> [記事]
4年かけて広島、沖縄を除く都道府県のホールを全国制覇した後、彼らは攻略で生計を立てるパチンコ道場を開いた。最盛期には45000人在籍していた梁山泊のパチンコ道場。

しかし彼らは現役時代から数多くの偽物の存在に悩まされ、後に詐欺集団により、自分たちの名前を語った詐欺事件まで起こされてしまった。

刑事事件に発展した梁山泊事件と、本家梁山泊との関係は。そして本家梁山泊は、復活するのだろうか。

1:彼らを題材にした漫画やVシネマは誇張していた

梁山泊が全国を股にかけて活躍した時期は、’90年代半ば。現金機からCR機に台が移行した時期と重なる。

彼らの活躍はルポライター・浜田氏が原作、監修を務めた漫画やVシネマにより、パチンコにそれ程馴染みがない層にも広がった。Vシネマは、渡辺裕之、布施博、赤井英和など、当時トレンディドラマで一線から外れ、Vシネマに流れてきた俳優が起用されていた。

> [表示された情報]
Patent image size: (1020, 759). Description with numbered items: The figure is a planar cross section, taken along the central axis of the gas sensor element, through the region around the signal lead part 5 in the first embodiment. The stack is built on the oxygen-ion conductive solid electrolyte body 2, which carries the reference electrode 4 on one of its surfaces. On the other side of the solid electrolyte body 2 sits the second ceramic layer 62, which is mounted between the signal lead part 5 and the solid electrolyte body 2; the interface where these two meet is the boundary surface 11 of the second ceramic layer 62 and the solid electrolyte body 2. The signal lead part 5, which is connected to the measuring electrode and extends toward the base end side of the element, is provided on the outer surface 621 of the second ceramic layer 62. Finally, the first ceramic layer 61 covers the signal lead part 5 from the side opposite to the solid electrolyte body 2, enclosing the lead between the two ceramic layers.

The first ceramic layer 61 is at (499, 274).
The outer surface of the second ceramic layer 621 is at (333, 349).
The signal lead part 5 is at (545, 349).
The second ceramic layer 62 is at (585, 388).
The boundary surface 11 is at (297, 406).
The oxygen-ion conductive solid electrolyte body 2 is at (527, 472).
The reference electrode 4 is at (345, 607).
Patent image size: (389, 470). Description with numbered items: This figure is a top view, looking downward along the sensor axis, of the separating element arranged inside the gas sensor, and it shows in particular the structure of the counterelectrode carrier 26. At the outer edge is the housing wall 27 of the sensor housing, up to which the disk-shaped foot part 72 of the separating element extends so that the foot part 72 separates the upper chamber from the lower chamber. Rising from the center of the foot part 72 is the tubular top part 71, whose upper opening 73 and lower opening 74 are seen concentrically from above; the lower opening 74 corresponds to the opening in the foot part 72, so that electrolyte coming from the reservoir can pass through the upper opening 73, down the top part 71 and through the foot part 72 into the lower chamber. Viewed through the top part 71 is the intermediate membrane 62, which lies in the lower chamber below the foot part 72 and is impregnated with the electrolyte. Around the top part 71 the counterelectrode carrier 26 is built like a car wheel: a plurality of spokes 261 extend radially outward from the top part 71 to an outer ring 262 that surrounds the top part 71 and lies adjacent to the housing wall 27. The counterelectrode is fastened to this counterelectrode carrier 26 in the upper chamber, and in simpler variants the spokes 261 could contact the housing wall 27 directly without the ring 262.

> [課題まとめ]
**A)** エントリの最初から「The boundary surface 11 is at (297, 406).」のある行まで(その行も含めて)を、「cross section」を「sectional view」に入れ替え、ほかは変えずにもう一度書いてください。
**B)** パチンコ集団・梁山泊についての記事の続きを書いてください。

> [課題の答え]
**A)**
Patent image size: (1020, 759). Description with numbered items: The figure is a planar sectional view, taken along the central axis of the gas sensor element, through the region around the signal lead part 5 in the first embodiment. The stack is built on the oxygen-ion conductive solid electrolyte body 2, which carries the reference electrode 4 on one of its surfaces. On the other side of the solid electrolyte body 2 sits the second ceramic layer 62, which is mounted between the signal lead part 5 and the solid electrolyte body 2; the interface where these two meet is the boundary surface 11 of the second ceramic layer 62 and the solid electrolyte body 2. The signal lead part 5, which is connected to the measuring electrode and extends toward the base end side of the element, is provided on the outer surface 621 of the second ceramic layer 62. Finally, the first ceramic layer 61 covers the signal lead part 5 from the side opposite to the solid electrolyte body 2, enclosing the lead between the two ceramic layers.

The first ceramic layer 61 is at (499, 274).
The outer surface of the second ceramic layer 621 is at (333, 349).
The signal lead part 5 is at (545, 349).
The second ceramic layer 62 is at (585, 388).
The boundary surface 11 is at (297, 406).

**B)**
漫画はいざしらず、女攻略プロが偽物に戦いを挑むというVシネマの筋書きは脚色し過ぎだろう。梁山泊のメンバーは多少入れかわりはあったものの、K氏の意向により、入団前に入団テストを受ける事、人数は18人以上増やさない事に最終的に決められていたからだった。

自分たちだけが儲かろうと思わない、パチプロで生計を立てる人を作りたいという夢を、悪徳ビジネスに発展させる輩に目を付けられたというのが結果論だ。

本家梁山泊の面々の大半が行方不明である理由は、元々パチプロ攻略家の生き方にもあるかもしれないが、偽の攻略本が『梁山泊監修』として長年出回り、信用度が落ちたからではないだろうか。

では彼らが後に家宅捜索や証券詐欺にまで発展した、梁山泊事件に巻き込まれたのは何故なのか。

2:本家梁山泊と梁山泊グループは無関係だった!

刑事事件を起こした梁山泊グループと、K氏率いる本家とは無関係である。
事の発端は、偽物の存在に悩まされたK氏が知人の紹介で、名義貸しをしたのが、始まりだった。

梁山泊の名をかたった攻略本が出回る様になったのは’01年ごろ。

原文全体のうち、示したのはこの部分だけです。